The Prison of Argument - Part 1

January 22, 2005

It won't make sense until you become a mystic.

The thing that is really interesting, if you guys here right now or anyone out there wants to pay attention is, the reason that it is sometimes difficult to hear things is because you have some kind of argument. I was just thinking tonight when I was taking a shower how lucky Al Martin was to have gone to federal prison. Don't you think you were lucky to have had that experience in this lifetime, Al? Do you think it gave you the ability to see what people that argue do to themselves versus people that just listen in life? Is there a difference? In Britain it is called "the pond" — the distance between New York and the British Isles. Do you think there is that great of a distance between those people that listen, and those that argue? You saw it in prison. Tell everyone what it was like, the difference between a listening person and one that is arguing, just from your experiences.

Al M.: You are thrown into a situation where you are forced to live with people that you would not normally associate with on the outside. There are people who argue a lot on the outside, but you can get away from them. In prison, you are forced to live with them. And they argue and argue and argue.

Corky: I think the only way you could get out of it is if you had blue or green skin. Those people don't get into it. Did you see any blue ones in there? Those are the dead guys that are lying on the floor. They don't argue anymore. They gave up the argument. Beyond being put with people that argue, Al, did you see people in prison who did not argue?

_ _ _

Instructions —
[1] Answer these questions about the prison-and-argument transcript:
(a) What date does it give?
(b) What is the distance between New York and the British Isles called in Britain?
(c) According to Al M., what is one forced to do in prison?
[2] Echo the rows from their first line through the line that contains "download-button[interactable] — [404, 726, 480, 800]", including both ends.
The transcript and the rows that follow it are unrelated material.

Entries supplied —
_ _ _

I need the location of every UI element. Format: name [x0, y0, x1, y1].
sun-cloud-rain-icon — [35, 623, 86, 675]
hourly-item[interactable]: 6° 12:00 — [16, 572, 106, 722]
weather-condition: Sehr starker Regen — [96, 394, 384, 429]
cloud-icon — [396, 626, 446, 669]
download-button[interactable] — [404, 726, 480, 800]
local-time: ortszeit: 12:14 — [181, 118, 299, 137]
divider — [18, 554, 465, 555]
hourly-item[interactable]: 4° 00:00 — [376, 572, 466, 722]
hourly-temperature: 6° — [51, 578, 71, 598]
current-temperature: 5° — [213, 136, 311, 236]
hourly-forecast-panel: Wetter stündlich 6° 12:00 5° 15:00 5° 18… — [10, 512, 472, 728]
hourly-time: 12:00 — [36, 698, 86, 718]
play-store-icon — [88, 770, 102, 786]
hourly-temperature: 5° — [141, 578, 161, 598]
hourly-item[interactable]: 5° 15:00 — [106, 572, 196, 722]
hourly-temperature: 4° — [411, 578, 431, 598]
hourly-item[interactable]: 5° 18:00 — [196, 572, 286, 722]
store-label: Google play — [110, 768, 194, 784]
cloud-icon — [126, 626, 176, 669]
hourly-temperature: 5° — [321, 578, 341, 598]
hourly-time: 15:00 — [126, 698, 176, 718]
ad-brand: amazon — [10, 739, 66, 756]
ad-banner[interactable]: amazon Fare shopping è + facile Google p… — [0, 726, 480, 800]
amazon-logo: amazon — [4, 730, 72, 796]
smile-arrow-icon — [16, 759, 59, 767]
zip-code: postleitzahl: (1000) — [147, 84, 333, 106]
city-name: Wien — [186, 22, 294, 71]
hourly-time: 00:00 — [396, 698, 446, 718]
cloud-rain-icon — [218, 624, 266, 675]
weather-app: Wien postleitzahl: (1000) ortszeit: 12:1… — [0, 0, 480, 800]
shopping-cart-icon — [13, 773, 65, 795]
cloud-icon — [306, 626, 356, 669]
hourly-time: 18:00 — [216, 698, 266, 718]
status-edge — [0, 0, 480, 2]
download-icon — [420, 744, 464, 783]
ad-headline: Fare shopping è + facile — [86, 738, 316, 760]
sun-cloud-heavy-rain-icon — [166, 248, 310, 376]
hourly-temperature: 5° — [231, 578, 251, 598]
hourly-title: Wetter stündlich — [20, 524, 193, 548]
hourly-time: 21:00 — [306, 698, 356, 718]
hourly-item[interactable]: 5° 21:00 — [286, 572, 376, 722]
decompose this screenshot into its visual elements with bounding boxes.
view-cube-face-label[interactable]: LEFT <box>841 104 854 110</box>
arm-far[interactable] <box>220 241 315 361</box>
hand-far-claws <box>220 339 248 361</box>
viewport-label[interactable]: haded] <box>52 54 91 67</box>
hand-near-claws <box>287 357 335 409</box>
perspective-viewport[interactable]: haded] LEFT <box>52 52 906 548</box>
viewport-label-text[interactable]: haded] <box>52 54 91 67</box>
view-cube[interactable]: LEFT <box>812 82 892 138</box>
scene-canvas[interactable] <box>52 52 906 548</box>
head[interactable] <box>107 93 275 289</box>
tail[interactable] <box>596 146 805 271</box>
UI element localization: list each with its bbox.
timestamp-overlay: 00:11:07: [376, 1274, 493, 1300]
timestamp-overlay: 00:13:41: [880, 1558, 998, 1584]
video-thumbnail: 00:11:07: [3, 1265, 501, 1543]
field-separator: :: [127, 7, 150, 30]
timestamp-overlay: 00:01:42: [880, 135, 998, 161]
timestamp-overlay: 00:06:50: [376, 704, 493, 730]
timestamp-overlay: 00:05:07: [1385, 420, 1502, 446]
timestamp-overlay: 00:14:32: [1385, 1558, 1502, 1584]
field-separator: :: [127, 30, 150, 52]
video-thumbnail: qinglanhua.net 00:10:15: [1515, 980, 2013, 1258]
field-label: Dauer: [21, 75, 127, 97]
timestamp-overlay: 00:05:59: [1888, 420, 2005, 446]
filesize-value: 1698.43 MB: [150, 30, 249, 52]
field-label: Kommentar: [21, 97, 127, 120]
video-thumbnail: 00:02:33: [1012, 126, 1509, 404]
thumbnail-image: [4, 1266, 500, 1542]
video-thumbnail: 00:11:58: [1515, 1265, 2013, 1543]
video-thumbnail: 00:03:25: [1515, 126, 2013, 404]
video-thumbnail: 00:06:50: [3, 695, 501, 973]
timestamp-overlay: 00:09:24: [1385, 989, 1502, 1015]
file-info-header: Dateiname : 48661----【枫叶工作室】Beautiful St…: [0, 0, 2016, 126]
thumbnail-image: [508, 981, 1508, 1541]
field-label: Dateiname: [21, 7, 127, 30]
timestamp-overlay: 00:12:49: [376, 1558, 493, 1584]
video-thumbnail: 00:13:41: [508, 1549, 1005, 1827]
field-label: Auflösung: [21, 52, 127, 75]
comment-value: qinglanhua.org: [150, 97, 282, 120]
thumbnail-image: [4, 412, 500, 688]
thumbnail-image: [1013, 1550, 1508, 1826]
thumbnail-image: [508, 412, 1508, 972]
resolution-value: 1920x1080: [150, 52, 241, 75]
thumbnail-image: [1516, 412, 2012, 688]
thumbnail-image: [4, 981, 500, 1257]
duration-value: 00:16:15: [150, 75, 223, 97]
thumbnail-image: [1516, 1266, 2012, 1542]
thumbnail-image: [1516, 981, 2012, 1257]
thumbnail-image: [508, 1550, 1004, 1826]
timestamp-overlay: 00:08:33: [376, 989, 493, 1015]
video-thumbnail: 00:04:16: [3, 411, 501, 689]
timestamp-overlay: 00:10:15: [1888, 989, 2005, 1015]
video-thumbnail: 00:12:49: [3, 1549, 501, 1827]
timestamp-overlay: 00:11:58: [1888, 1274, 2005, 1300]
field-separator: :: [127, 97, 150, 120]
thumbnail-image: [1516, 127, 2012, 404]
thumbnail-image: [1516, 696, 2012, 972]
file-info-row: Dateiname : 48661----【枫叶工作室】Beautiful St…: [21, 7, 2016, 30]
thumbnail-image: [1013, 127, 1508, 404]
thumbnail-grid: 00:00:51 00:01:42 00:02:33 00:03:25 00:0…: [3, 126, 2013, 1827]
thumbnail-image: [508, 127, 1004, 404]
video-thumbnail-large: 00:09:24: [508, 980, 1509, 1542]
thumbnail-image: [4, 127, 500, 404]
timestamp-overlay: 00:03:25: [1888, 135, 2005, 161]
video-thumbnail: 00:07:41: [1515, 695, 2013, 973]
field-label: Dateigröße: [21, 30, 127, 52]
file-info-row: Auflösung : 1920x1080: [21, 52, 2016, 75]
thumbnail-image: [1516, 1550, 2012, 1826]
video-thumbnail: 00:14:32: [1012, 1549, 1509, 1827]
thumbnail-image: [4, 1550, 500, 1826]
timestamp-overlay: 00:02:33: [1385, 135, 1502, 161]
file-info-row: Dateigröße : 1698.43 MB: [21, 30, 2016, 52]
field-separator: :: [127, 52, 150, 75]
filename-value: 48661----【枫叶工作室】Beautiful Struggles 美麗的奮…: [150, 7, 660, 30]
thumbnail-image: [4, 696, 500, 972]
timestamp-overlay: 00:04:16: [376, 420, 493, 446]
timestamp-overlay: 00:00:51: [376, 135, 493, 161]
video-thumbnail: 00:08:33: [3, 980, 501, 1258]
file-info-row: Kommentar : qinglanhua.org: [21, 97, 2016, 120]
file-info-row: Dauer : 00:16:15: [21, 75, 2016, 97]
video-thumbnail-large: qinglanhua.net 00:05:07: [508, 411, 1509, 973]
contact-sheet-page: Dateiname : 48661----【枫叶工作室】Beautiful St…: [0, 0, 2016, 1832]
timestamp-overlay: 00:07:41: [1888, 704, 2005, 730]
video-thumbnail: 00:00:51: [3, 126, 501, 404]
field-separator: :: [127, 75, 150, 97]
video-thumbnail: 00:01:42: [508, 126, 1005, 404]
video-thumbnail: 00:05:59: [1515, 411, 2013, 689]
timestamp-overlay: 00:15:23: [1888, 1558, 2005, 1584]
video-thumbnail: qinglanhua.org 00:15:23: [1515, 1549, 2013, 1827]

_ _ _

Task-by-task results —
[1]
(a) January 22, 2005
(b) "The pond"
(c) Live with people one would not normally associate with on the outside

[2]
I need the location of every UI element. Format: name [x0, y0, x1, y1].
sun-cloud-rain-icon — [35, 623, 86, 675]
hourly-item[interactable]: 6° 12:00 — [16, 572, 106, 722]
weather-condition: Sehr starker Regen — [96, 394, 384, 429]
cloud-icon — [396, 626, 446, 669]
download-button[interactable] — [404, 726, 480, 800]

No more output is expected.